That said, ingresses are simply metadata and cannot function without an ingress controller to do all the work. Implementing this controller requires a bit of effort; unlike some other system controllers that start with a cluster automatically and are managed by the Kubernetes control plane, you must install, configure, and manage your ingress controller yourself.
Another hurdle is that you may want to utilize multiple ingress controllers at once within the same cluster. Ingress class annotations make it possible to tell each ingress which ingress controller to listen to, enabling thoughtful reactions to myriad scenarios you might encounter. For instance, one ingress controller featuring SSL binding could handle external traffic to the cluster, while another without SSL binding could handle internal traffic.
The breadth of ingress controllers available naturally include a wide range of features, with some functioning purely as edge routers and others acting more akin to service meshes. These controllers vary in the levels of active support they receive as well, be them from open source communities or commercial entities.

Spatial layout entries
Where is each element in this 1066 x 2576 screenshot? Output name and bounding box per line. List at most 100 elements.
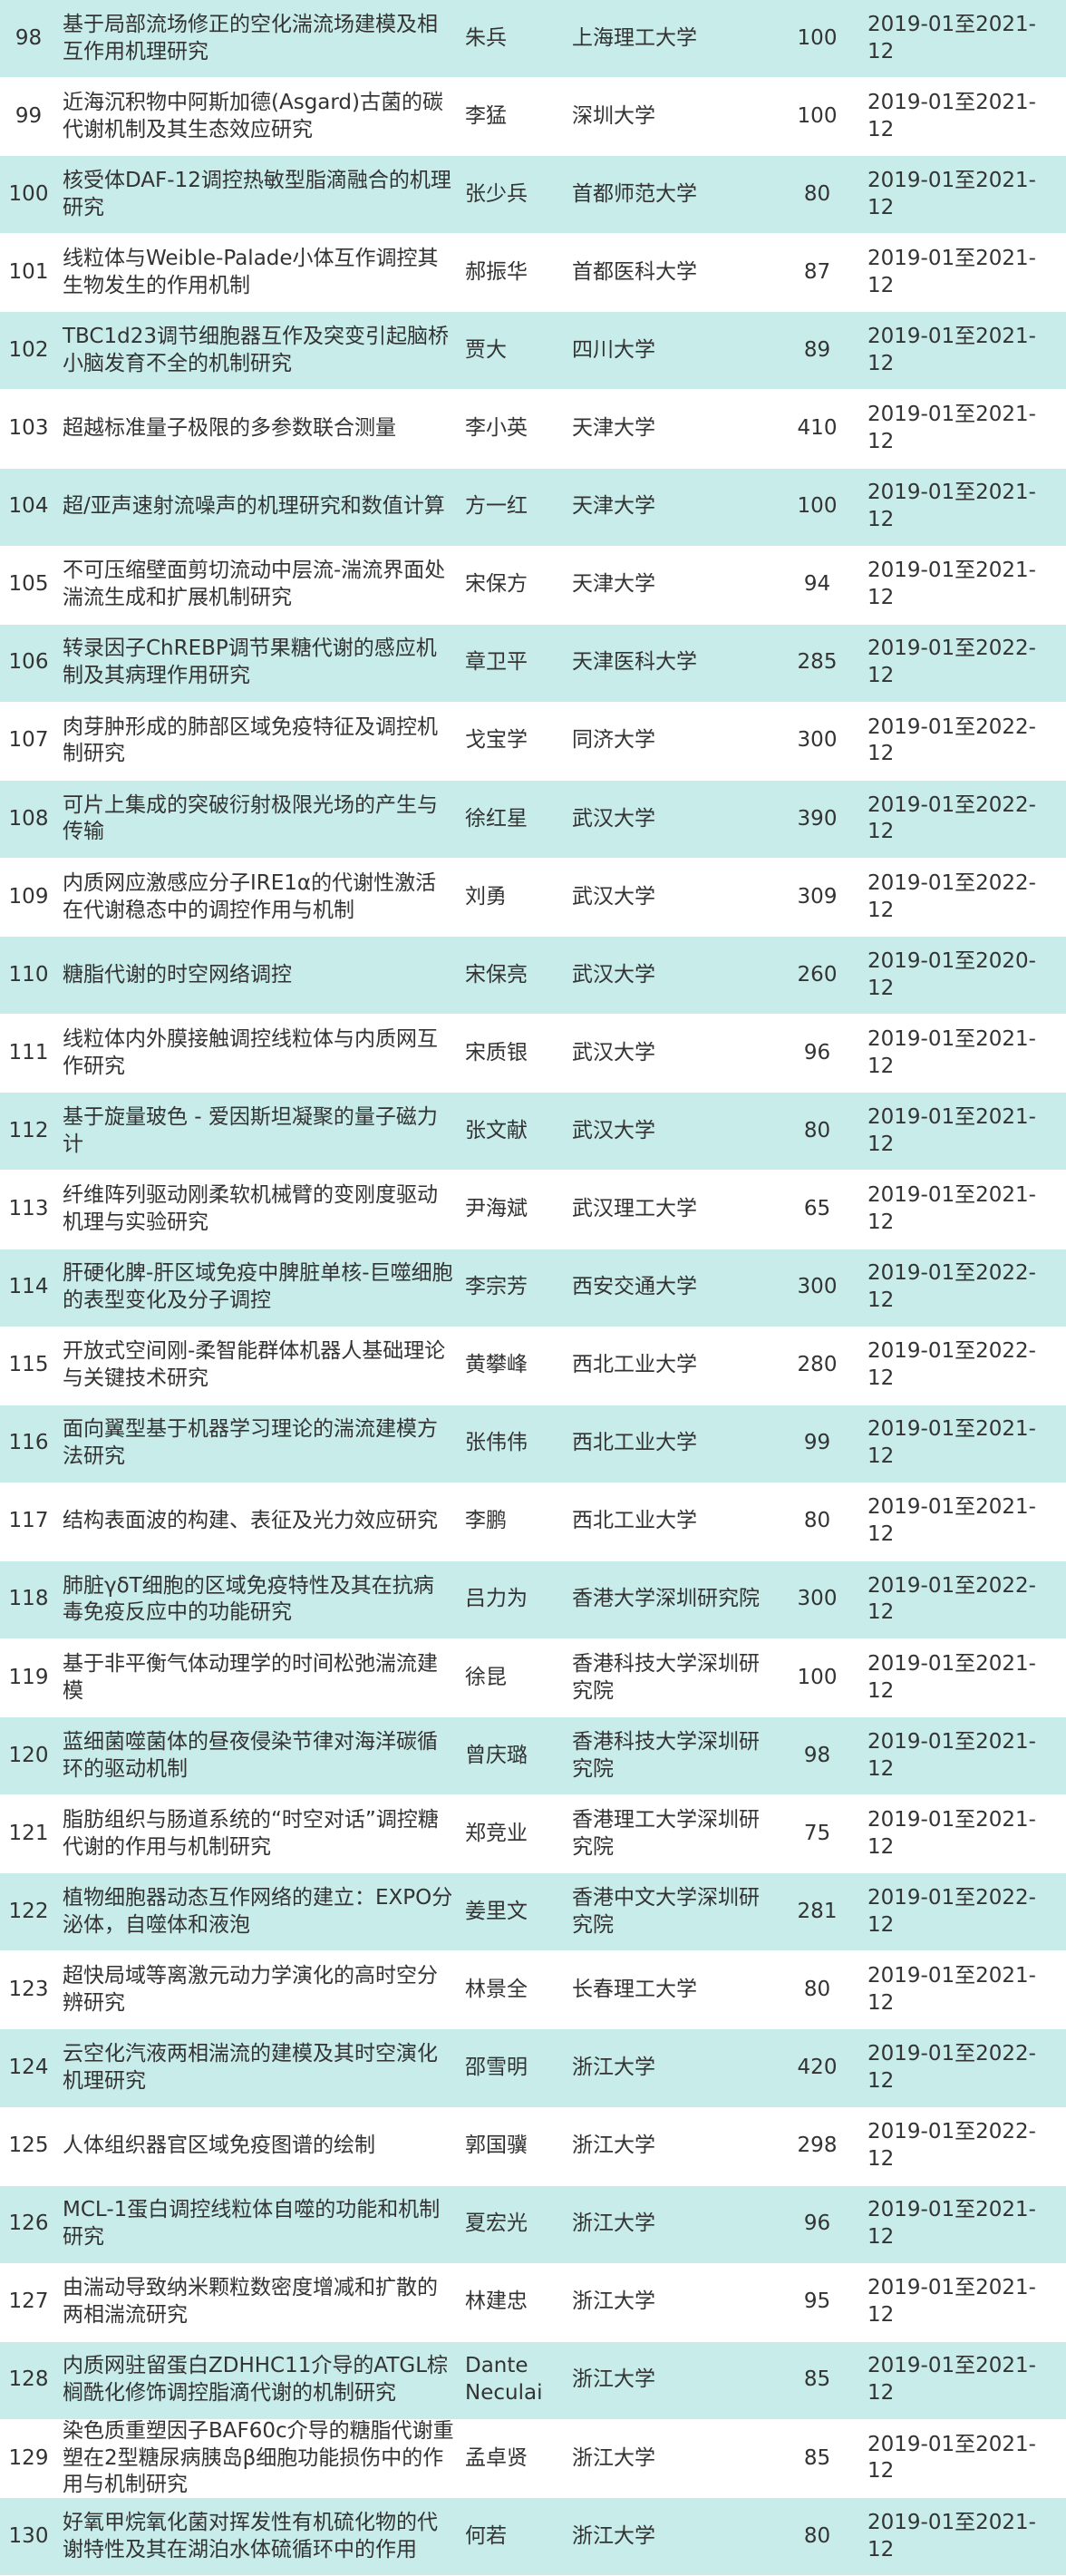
row-number: 98 [15, 25, 43, 50]
investigator: 林建忠 [465, 2289, 528, 2314]
project-title: 线粒体内外膜接触调控线粒体与内质网互作研究 [63, 1026, 438, 1078]
project-title: 基于旋量玻色 - 爱因斯坦凝聚的量子磁力计 [63, 1104, 438, 1156]
investigator: 郭国骥 [465, 2134, 528, 2158]
period: 2019-01至2022-12 [867, 1261, 1036, 1313]
investigator: 何若 [465, 2523, 507, 2548]
period: 2019-01至2021-12 [867, 168, 1036, 219]
period: 2019-01至2020-12 [867, 948, 1036, 1000]
row-number: 114 [8, 1275, 49, 1299]
project-title: 基于局部流场修正的空化湍流场建模及相互作用机理研究 [63, 12, 438, 63]
amount: 420 [797, 2056, 838, 2080]
table-row: 105 不可压缩壁面剪切流动中层流-湍流界面处湍流生成和扩展机制研究 宋保方 天津大学… [0, 547, 1066, 625]
investigator: 郑竞业 [465, 1821, 528, 1845]
project-title: 糖脂代谢的时空网络调控 [63, 962, 292, 987]
row-number: 100 [8, 181, 49, 206]
row-number: 117 [8, 1509, 49, 1533]
row-number: 106 [8, 650, 49, 675]
period: 2019-01至2021-12 [867, 2510, 1036, 2561]
table-row: 109 内质网应激感应分子IRE1α的代谢性激活在代谢稳态中的调控作用与机制 刘勇 武… [0, 859, 1066, 938]
row-number: 126 [8, 2211, 49, 2236]
table-row: 115 开放式空间刚-柔智能群体机器人基础理论与关键技术研究 黄攀峰 西北工业大学 28… [0, 1327, 1066, 1405]
investigator: 张伟伟 [465, 1431, 528, 1455]
row-number: 125 [8, 2134, 49, 2158]
institution: 深圳大学 [572, 103, 655, 128]
project-title: 超/亚声速射流噪声的机理研究和数值计算 [63, 494, 445, 519]
table-row: 103 超越标准量子极限的多参数联合测量 李小英 天津大学 410 2019-01至202… [0, 390, 1066, 469]
project-title: 人体组织器官区域免疫图谱的绘制 [63, 2134, 375, 2158]
period: 2019-01至2021-12 [867, 1729, 1036, 1781]
table-row: 129 染色质重塑因子BAF60c介导的糖脂代谢重塑在2型糖尿病胰岛β细胞功能损伤… [0, 2420, 1066, 2498]
row-number: 109 [8, 884, 49, 909]
project-title: 不可压缩壁面剪切流动中层流-湍流界面处湍流生成和扩展机制研究 [63, 559, 446, 610]
table-row: 118 肺脏γδT细胞的区域免疫特性及其在抗病毒免疫反应中的功能研究 吕力为 香港大学… [0, 1560, 1066, 1639]
amount: 96 [803, 1040, 831, 1064]
amount: 65 [803, 1197, 831, 1220]
project-title: 面向翼型基于机器学习理论的湍流建模方法研究 [63, 1417, 438, 1469]
investigator: 邵雪明 [465, 2056, 528, 2080]
amount: 85 [803, 2445, 831, 2470]
row-number: 108 [8, 806, 49, 831]
project-title: 内质网应激感应分子IRE1α的代谢性激活在代谢稳态中的调控作用与机制 [63, 870, 437, 922]
row-number: 121 [8, 1821, 49, 1845]
institution: 浙江大学 [572, 2056, 655, 2080]
institution: 香港中文大学深圳研究院 [572, 1885, 760, 1937]
table-row: 122 植物细胞器动态互作网络的建立：EXPO分泌体，自噬体和液泡 姜里文 香港中文大… [0, 1873, 1066, 1952]
amount: 94 [803, 572, 831, 597]
investigator: 李宗芳 [465, 1275, 528, 1299]
institution: 首都师范大学 [572, 181, 697, 206]
investigator: 宋质银 [465, 1040, 528, 1064]
row-number: 103 [8, 416, 49, 441]
period: 2019-01至2021-12 [867, 2198, 1036, 2250]
period: 2019-01至2022-12 [867, 870, 1036, 922]
institution: 香港科技大学深圳研究院 [572, 1729, 760, 1781]
table-row: 120 蓝细菌噬菌体的昼夜侵染节律对海洋碳循环的驱动机制 曾庆璐 香港科技大学深圳研究… [0, 1717, 1066, 1796]
table-row: 106 转录因子ChREBP调节果糖代谢的感应机制及其病理作用研究 章卫平 天津医科大… [0, 624, 1066, 703]
amount: 298 [797, 2134, 838, 2158]
table-row: 121 脂肪组织与肠道系统的“时空对话”调控糖代谢的作用与机制研究 郑竞业 香港理工大… [0, 1795, 1066, 1874]
row-number: 110 [8, 962, 49, 987]
project-title: 可片上集成的突破衍射极限光场的产生与传输 [63, 792, 438, 844]
period: 2019-01至2021-12 [867, 1183, 1036, 1234]
amount: 100 [797, 1665, 838, 1689]
investigator: Dante Neculai [465, 2354, 543, 2406]
project-title: 肺脏γδT细胞的区域免疫特性及其在抗病毒免疫反应中的功能研究 [63, 1573, 434, 1625]
period: 2019-01至2021-12 [867, 1104, 1036, 1156]
institution: 香港理工大学深圳研究院 [572, 1807, 760, 1859]
row-number: 111 [8, 1040, 49, 1064]
row-number: 119 [8, 1665, 49, 1689]
period: 2019-01至2021-12 [867, 1964, 1036, 2015]
row-number: 124 [8, 2056, 49, 2080]
period: 2019-01至2021-12 [867, 1495, 1036, 1547]
amount: 87 [803, 259, 831, 284]
row-number: 128 [8, 2367, 49, 2392]
row-number: 130 [8, 2523, 49, 2548]
table-row: 127 由湍动导致纳米颗粒数密度增减和扩散的两相湍流研究 林建忠 浙江大学 95 2019… [0, 2264, 1066, 2342]
table-row: 124 云空化汽液两相湍流的建模及其时空演化机理研究 邵雪明 浙江大学 420 2019-… [0, 2029, 1066, 2108]
project-title: 肉芽肿形成的肺部区域免疫特征及调控机制研究 [63, 714, 438, 766]
amount: 100 [797, 103, 838, 128]
institution: 上海理工大学 [572, 25, 697, 50]
institution: 武汉大学 [572, 884, 655, 909]
project-title: 内质网驻留蛋白ZDHHC11介导的ATGL棕榈酰化修饰调控脂滴代谢的机制研究 [63, 2354, 449, 2406]
institution: 香港科技大学深圳研究院 [572, 1651, 760, 1703]
table-row: 128 内质网驻留蛋白ZDHHC11介导的ATGL棕榈酰化修饰调控脂滴代谢的机制研… [0, 2341, 1066, 2420]
period: 2019-01至2021-12 [867, 2432, 1036, 2484]
amount: 80 [803, 1118, 831, 1142]
project-title: TBC1d23调节细胞器互作及突变引起脑桥小脑发育不全的机制研究 [63, 325, 449, 375]
investigator: 徐昆 [465, 1665, 507, 1689]
project-title: 开放式空间刚-柔智能群体机器人基础理论与关键技术研究 [63, 1339, 446, 1391]
institution: 浙江大学 [572, 2211, 655, 2236]
table-row: 126 MCL-1蛋白调控线粒体自噬的功能和机制研究 夏宏光 浙江大学 96 2019-0… [0, 2185, 1066, 2264]
institution: 武汉大学 [572, 1040, 655, 1064]
table-row: 116 面向翼型基于机器学习理论的湍流建模方法研究 张伟伟 西北工业大学 99 2019-… [0, 1405, 1066, 1483]
amount: 98 [803, 1743, 831, 1767]
period: 2019-01至2022-12 [867, 1339, 1036, 1391]
institution: 武汉大学 [572, 962, 655, 987]
table-row: 130 好氧甲烷氧化菌对挥发性有机硫化物的代谢特性及其在湖泊水体硫循环中的作用 何若… [0, 2498, 1066, 2576]
row-number: 107 [8, 728, 49, 753]
amount: 100 [797, 25, 838, 50]
amount: 85 [803, 2367, 831, 2392]
period: 2019-01至2021-12 [867, 2354, 1036, 2406]
investigator: 方一红 [465, 494, 528, 519]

• Required task: Repeat word for word the part of the ingress controller passage starting with "The breadth of" and going on through "or commercial entities.". Work only from the passage on ingress controllers.

• Reply:
The breadth of ingress controllers available naturally include a wide range of features, with some functioning purely as edge routers and others acting more akin to service meshes. These controllers vary in the levels of active support they receive as well, be them from open source communities or commercial entities.